Exercise goal: Your answer should be one number: the count of lines in these entries that hold the word "souvent".

Exercise materials:
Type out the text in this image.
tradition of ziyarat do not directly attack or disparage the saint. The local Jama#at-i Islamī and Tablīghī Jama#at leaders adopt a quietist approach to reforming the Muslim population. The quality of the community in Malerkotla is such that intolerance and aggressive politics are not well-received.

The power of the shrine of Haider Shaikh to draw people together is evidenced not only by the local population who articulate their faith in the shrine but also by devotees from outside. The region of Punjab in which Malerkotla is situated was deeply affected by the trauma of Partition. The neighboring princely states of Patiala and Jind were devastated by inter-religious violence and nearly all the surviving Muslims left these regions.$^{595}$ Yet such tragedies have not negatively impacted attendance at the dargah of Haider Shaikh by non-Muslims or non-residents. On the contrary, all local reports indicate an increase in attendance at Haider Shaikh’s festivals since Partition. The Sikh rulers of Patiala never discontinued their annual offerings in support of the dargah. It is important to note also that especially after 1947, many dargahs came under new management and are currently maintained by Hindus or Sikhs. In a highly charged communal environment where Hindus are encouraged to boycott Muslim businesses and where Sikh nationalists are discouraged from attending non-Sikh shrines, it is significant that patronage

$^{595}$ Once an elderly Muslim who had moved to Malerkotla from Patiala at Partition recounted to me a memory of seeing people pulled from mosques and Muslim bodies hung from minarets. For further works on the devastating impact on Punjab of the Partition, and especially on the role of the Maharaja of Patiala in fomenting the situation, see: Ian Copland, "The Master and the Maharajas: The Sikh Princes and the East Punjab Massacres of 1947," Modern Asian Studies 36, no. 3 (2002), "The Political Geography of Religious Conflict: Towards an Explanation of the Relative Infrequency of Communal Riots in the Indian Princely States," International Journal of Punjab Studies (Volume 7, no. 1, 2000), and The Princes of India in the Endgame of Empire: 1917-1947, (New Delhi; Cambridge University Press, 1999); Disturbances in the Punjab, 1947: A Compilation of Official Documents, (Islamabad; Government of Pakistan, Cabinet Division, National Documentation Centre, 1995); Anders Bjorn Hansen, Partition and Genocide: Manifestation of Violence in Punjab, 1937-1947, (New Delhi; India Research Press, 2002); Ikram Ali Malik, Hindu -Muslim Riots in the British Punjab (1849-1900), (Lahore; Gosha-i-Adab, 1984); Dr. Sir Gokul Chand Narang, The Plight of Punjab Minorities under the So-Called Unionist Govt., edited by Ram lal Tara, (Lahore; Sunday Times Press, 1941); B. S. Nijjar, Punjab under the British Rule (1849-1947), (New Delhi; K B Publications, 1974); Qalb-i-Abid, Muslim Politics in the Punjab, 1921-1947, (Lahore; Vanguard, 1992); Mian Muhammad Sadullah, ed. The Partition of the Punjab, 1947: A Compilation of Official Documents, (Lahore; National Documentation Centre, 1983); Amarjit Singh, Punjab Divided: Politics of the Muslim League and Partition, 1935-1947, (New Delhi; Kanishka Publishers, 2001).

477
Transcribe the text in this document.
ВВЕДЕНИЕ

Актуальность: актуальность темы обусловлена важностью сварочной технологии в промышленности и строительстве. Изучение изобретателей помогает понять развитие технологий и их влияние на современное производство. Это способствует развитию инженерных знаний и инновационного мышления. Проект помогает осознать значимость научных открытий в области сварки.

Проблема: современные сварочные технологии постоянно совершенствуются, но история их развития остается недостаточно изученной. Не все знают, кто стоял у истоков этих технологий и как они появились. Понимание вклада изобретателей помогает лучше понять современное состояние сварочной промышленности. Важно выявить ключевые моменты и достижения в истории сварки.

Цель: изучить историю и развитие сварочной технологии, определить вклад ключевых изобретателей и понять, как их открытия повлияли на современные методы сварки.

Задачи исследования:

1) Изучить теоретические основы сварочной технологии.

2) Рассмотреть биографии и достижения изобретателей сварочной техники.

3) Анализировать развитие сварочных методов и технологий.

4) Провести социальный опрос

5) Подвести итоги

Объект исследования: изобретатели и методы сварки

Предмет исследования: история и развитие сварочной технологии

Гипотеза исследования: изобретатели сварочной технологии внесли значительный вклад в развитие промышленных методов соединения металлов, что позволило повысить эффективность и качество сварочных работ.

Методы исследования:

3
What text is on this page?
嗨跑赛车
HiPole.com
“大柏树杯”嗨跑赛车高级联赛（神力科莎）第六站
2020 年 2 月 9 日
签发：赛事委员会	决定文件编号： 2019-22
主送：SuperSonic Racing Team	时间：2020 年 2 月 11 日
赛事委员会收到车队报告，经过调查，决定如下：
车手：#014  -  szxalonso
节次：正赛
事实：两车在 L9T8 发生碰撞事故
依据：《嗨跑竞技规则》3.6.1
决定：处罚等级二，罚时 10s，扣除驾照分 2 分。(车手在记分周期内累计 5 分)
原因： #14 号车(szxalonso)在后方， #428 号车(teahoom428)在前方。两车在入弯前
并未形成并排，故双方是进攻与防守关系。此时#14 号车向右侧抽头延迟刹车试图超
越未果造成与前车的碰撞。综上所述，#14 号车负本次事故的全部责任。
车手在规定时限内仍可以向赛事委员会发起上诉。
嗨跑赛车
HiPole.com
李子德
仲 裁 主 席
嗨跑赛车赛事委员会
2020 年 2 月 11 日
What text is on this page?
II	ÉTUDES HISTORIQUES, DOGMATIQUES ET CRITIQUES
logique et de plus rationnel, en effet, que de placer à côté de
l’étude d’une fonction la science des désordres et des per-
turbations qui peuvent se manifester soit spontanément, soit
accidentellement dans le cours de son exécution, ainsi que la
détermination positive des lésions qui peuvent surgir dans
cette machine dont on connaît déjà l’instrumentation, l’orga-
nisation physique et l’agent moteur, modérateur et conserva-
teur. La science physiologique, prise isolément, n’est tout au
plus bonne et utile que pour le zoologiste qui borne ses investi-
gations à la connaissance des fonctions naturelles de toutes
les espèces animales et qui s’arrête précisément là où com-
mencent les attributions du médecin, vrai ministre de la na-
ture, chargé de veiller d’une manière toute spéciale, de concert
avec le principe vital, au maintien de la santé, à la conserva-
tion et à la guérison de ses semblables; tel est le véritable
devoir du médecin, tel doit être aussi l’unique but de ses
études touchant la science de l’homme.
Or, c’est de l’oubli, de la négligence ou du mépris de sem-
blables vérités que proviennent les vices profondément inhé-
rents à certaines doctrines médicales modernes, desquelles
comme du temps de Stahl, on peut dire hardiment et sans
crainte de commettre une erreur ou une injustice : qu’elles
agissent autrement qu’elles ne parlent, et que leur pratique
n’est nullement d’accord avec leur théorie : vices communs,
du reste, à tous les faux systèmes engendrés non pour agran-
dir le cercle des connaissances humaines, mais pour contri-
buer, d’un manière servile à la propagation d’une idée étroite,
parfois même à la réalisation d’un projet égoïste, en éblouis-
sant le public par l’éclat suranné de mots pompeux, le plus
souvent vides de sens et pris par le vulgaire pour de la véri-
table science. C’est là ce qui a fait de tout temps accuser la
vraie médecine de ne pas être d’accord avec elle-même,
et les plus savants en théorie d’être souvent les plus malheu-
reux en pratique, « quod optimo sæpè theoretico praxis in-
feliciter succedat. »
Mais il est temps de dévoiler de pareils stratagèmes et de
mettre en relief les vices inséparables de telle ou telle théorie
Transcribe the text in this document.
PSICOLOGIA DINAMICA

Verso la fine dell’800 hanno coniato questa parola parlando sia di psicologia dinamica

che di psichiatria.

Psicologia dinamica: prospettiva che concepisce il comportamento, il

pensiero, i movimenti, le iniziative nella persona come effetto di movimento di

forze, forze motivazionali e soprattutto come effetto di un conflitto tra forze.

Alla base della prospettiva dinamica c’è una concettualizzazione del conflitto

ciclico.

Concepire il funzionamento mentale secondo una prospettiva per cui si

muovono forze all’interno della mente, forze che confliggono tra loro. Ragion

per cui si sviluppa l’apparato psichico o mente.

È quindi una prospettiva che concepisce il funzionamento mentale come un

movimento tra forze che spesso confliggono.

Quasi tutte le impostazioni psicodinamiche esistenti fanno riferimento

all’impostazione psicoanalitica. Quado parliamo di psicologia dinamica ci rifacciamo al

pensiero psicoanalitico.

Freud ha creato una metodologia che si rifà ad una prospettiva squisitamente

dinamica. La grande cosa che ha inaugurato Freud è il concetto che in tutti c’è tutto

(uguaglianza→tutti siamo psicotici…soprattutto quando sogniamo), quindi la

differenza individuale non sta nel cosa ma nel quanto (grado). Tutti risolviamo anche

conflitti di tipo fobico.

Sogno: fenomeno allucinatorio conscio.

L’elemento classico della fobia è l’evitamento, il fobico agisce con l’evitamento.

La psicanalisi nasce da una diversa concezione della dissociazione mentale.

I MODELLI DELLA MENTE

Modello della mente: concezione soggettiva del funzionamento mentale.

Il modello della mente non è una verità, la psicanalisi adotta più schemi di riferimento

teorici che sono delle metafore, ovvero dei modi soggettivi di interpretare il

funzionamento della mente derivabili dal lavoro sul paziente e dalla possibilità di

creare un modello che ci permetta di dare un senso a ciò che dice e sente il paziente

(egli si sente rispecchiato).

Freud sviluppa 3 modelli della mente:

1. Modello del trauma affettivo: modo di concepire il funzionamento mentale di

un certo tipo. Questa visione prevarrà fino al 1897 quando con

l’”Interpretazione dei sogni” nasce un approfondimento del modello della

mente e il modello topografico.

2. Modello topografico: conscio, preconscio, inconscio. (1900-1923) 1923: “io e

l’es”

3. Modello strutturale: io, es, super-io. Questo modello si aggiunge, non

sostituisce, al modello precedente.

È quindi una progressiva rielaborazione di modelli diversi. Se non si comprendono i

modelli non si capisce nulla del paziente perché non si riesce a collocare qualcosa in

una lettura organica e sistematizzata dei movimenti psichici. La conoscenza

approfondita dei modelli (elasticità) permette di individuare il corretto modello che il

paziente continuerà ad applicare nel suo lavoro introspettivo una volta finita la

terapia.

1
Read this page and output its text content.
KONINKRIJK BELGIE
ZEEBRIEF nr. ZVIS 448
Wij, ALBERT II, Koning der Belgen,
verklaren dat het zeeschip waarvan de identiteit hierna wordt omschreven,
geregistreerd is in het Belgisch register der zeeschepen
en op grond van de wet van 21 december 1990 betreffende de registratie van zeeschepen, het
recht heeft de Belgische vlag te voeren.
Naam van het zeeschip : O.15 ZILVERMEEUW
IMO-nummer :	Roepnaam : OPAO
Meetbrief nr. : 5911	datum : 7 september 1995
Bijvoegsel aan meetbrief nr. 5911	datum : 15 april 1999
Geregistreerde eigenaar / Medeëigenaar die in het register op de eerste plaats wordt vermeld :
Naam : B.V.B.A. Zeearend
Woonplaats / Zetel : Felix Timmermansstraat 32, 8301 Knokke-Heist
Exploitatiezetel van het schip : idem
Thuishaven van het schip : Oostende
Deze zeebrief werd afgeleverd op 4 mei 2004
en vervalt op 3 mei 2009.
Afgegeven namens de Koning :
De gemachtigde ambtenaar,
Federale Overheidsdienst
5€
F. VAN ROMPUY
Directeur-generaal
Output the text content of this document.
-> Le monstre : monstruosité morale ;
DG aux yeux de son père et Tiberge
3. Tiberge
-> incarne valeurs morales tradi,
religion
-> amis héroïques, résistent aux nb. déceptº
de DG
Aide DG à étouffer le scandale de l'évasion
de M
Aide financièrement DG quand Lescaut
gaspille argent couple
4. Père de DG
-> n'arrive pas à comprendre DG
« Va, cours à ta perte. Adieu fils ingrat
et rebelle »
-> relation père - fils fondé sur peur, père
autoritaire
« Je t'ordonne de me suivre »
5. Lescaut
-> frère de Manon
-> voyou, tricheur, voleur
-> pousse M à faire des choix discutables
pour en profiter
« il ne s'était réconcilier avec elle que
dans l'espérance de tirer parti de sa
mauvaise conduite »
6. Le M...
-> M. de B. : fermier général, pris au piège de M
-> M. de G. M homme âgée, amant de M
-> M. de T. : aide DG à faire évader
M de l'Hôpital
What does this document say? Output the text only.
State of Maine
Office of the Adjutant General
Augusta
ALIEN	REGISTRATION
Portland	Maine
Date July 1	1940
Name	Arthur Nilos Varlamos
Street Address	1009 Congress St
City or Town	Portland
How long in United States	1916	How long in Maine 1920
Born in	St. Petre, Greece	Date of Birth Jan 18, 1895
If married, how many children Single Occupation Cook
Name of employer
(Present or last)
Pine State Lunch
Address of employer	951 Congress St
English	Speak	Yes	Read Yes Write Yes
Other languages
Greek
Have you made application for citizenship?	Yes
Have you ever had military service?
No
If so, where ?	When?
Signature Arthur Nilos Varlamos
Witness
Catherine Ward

Correct result: 2